::: Provided material :::

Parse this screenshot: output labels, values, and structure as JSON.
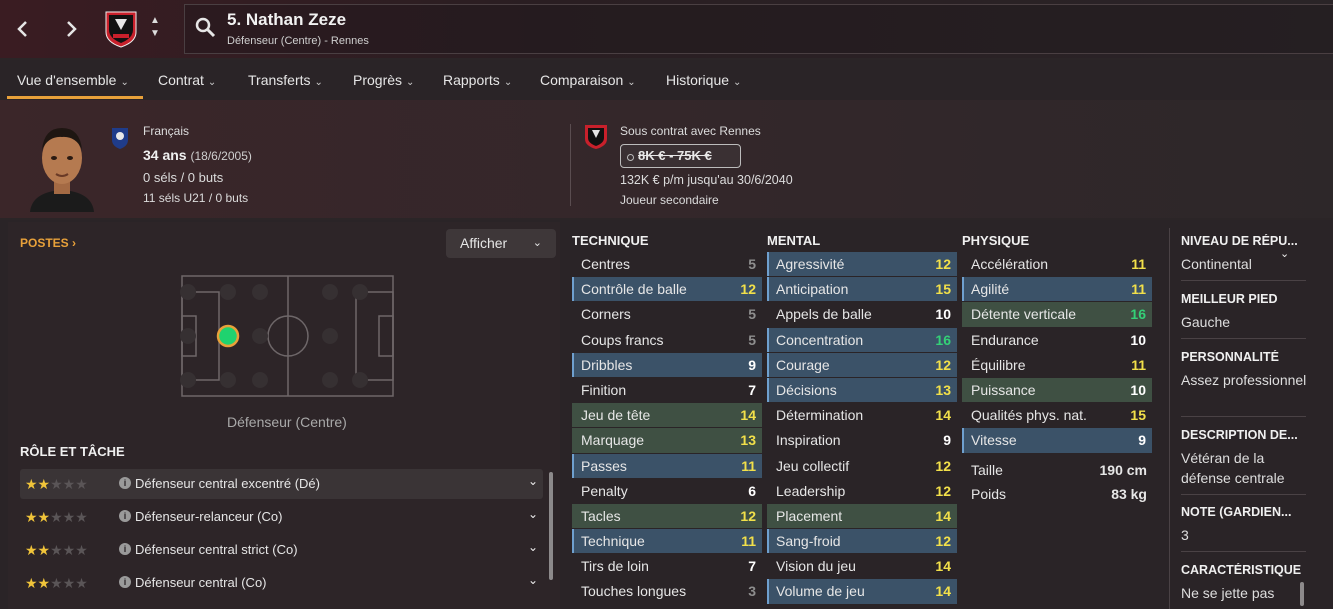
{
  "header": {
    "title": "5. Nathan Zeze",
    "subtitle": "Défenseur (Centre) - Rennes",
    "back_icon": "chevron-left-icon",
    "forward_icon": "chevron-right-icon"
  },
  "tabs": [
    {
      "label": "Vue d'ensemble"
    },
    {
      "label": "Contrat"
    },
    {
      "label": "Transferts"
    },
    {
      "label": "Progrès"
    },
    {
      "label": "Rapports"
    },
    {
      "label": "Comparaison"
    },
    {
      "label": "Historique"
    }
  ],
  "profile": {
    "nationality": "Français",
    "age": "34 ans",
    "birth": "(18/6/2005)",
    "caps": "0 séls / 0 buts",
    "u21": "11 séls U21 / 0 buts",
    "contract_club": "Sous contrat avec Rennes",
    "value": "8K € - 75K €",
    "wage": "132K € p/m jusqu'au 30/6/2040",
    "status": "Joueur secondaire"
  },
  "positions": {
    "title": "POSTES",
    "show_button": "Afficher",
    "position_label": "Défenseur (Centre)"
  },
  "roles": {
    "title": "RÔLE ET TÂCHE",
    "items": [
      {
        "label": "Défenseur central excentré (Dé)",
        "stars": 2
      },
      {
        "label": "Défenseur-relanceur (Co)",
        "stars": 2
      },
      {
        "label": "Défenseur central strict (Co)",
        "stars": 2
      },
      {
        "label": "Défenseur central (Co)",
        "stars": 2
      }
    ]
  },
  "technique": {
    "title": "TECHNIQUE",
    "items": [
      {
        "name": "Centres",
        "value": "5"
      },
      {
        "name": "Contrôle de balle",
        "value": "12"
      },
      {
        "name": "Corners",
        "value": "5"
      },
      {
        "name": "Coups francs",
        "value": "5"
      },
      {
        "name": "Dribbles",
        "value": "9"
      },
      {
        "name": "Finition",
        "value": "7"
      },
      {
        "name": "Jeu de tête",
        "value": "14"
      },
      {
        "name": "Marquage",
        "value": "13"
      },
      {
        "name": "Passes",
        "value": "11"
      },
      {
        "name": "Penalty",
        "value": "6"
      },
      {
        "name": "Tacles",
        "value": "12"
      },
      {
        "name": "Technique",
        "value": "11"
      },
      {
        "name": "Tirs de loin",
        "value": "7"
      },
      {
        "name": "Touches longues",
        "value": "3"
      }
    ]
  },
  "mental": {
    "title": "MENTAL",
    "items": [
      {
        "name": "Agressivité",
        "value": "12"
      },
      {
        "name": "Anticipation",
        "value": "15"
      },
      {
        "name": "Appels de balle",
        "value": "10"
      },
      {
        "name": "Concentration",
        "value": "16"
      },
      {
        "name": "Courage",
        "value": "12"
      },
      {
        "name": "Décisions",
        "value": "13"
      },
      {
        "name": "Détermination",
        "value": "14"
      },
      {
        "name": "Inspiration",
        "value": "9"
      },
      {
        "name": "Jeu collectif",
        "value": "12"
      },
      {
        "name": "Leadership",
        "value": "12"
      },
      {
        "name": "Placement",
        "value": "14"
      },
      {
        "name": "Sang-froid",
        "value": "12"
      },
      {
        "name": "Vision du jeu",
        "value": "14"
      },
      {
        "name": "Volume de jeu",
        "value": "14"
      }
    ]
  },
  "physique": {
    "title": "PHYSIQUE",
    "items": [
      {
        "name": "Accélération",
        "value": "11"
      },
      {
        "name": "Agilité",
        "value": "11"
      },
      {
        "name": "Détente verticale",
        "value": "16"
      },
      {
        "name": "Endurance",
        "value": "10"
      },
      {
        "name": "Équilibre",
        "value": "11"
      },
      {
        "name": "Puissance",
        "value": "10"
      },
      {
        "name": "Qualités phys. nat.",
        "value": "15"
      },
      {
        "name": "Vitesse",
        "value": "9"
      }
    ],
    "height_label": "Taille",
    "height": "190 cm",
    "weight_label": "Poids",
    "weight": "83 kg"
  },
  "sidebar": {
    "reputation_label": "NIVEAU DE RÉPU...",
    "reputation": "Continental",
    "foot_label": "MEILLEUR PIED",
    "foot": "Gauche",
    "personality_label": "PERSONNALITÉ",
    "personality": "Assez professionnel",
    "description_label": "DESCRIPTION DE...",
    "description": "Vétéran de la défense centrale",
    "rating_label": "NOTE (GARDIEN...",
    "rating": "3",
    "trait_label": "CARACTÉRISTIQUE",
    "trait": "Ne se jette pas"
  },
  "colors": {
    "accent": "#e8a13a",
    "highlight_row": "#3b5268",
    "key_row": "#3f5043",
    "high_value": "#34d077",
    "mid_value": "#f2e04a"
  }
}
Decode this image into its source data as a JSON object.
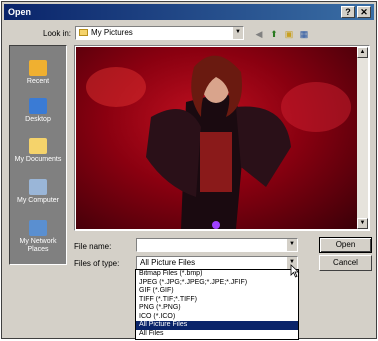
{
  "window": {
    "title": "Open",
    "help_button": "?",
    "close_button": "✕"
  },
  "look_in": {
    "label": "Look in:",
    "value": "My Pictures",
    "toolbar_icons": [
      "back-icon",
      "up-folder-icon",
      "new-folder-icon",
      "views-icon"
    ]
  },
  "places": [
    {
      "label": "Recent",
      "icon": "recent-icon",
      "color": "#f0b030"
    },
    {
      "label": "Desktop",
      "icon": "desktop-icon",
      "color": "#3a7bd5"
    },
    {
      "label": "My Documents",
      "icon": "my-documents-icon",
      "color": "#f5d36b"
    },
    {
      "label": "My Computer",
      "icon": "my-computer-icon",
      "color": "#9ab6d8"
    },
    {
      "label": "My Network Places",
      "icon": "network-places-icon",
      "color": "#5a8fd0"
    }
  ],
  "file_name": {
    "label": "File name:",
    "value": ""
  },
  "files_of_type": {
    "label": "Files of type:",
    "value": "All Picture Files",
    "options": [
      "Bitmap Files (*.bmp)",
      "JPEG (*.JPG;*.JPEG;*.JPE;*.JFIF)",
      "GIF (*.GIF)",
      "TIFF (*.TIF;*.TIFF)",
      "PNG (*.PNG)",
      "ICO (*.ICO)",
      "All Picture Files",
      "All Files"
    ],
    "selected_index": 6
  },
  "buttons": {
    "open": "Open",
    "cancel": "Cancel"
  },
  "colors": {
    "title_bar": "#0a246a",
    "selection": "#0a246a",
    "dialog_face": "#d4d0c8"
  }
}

:::
::: Provided material :::

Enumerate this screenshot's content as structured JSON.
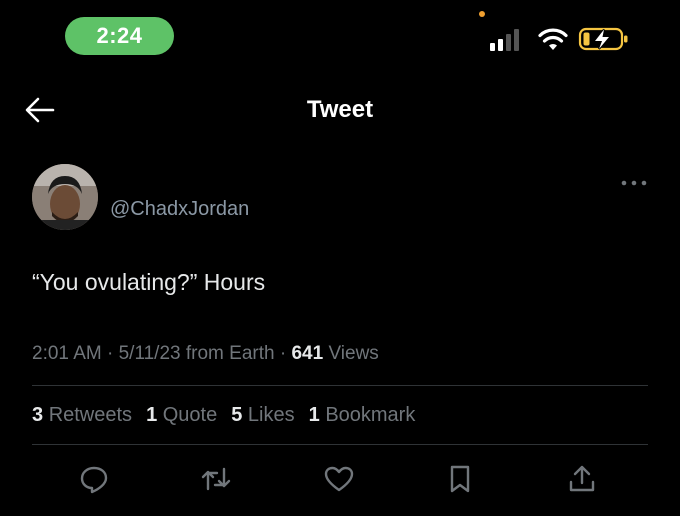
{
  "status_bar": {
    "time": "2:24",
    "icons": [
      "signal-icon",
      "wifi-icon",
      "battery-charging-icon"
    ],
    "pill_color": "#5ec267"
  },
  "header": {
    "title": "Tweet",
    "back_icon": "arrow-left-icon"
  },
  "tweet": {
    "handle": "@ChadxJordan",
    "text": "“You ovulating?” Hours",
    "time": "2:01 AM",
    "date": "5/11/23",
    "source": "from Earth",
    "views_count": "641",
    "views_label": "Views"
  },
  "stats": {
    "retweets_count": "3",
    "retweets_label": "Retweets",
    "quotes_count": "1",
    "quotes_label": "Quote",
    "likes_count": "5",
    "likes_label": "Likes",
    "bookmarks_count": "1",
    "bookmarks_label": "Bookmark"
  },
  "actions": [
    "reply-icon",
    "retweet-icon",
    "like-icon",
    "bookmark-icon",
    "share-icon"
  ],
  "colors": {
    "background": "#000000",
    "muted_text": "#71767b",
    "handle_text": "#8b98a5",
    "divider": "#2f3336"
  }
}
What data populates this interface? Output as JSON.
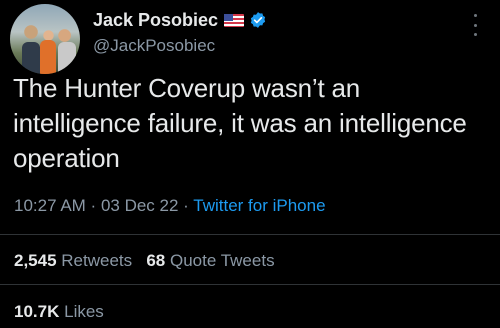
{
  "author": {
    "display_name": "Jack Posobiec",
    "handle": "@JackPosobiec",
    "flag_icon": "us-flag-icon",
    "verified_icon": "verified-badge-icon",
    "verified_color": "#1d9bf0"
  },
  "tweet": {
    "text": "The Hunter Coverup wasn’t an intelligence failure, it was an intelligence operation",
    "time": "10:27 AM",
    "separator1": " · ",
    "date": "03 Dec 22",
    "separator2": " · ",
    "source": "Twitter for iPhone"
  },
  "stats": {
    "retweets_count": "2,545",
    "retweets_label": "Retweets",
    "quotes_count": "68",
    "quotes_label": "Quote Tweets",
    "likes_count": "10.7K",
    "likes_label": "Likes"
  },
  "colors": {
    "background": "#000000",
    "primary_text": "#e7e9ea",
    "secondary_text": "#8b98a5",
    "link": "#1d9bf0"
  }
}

:::
::: Provided material :::

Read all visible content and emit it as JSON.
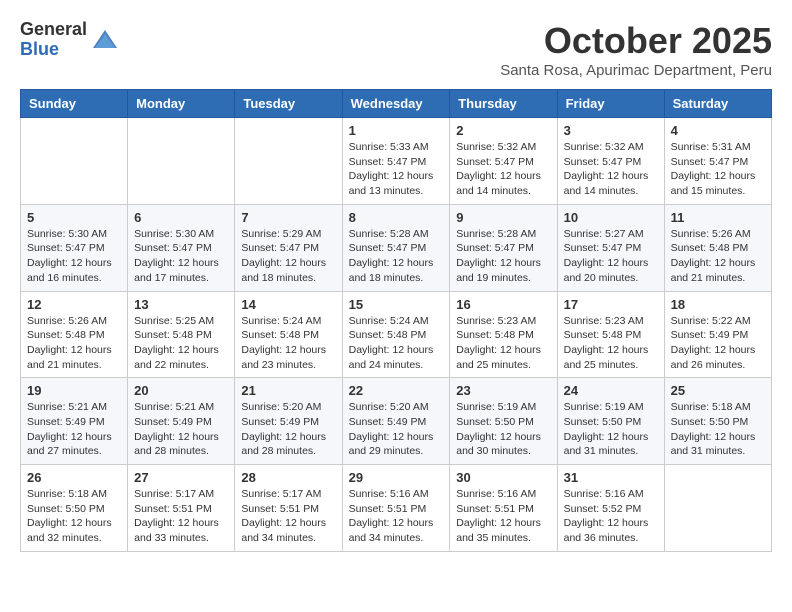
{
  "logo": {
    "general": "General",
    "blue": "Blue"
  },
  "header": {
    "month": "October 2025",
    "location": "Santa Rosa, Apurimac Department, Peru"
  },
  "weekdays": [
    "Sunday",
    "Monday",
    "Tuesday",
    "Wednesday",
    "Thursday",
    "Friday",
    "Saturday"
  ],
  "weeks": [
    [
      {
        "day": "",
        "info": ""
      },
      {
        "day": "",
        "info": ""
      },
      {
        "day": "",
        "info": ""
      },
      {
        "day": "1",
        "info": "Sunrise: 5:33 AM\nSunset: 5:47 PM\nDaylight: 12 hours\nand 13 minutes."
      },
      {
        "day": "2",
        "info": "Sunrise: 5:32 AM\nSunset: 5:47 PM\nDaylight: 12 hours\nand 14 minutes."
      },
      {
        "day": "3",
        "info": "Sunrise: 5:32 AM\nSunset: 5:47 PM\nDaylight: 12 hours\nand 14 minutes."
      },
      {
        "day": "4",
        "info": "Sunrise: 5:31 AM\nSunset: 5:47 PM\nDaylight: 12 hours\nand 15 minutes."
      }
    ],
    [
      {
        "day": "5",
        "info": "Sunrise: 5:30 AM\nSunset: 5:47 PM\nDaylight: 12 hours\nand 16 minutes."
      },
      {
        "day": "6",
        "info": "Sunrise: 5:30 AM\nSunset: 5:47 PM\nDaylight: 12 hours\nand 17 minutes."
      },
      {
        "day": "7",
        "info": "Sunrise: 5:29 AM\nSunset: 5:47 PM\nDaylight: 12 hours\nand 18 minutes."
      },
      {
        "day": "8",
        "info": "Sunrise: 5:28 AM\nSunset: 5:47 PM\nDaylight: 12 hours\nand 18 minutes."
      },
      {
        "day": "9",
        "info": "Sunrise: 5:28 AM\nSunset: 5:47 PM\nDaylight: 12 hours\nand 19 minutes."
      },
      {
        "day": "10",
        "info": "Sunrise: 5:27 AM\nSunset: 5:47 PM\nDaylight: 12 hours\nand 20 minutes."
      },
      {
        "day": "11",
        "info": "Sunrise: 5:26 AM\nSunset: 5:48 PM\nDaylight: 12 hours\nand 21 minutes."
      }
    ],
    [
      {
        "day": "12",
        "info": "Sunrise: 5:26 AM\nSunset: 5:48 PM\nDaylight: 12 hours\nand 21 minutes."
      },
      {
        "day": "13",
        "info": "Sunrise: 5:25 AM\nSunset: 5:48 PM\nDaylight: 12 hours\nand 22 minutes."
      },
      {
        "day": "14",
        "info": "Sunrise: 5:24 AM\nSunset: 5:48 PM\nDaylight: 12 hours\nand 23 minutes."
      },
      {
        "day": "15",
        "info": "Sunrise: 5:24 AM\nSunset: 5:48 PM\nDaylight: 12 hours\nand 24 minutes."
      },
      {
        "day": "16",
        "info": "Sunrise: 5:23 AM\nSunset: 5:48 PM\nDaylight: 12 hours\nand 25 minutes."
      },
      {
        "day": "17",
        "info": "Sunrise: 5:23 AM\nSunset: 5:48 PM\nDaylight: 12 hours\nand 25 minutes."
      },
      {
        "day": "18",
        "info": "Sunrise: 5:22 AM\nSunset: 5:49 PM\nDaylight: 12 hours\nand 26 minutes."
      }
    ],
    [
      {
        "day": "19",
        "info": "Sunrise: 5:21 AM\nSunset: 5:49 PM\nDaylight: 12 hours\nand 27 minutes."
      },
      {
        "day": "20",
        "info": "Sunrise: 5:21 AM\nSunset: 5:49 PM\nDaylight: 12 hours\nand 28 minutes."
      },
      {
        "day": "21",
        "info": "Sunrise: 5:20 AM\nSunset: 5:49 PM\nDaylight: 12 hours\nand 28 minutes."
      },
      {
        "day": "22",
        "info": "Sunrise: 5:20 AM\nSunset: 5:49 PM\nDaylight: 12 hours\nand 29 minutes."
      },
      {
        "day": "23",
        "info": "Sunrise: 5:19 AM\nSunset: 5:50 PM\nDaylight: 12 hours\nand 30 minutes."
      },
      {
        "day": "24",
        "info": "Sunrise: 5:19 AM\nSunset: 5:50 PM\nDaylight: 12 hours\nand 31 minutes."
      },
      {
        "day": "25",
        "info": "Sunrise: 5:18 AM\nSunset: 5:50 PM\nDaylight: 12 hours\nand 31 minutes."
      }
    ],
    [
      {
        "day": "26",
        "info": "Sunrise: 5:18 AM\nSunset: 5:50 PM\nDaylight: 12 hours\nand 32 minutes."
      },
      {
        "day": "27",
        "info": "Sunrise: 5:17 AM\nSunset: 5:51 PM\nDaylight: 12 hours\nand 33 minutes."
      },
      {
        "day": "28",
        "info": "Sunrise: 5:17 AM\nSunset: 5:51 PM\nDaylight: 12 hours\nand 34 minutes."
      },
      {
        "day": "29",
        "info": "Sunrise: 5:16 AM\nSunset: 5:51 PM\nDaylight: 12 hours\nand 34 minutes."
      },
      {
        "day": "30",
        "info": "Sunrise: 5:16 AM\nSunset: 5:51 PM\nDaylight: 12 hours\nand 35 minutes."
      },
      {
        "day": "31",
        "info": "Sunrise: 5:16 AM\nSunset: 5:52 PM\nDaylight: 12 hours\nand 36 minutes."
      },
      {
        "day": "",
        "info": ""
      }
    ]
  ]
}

:::

● **Aim**
Report how many lines in the records hold the word "séls", giving the number and nothing else.

● **Answer in full**
2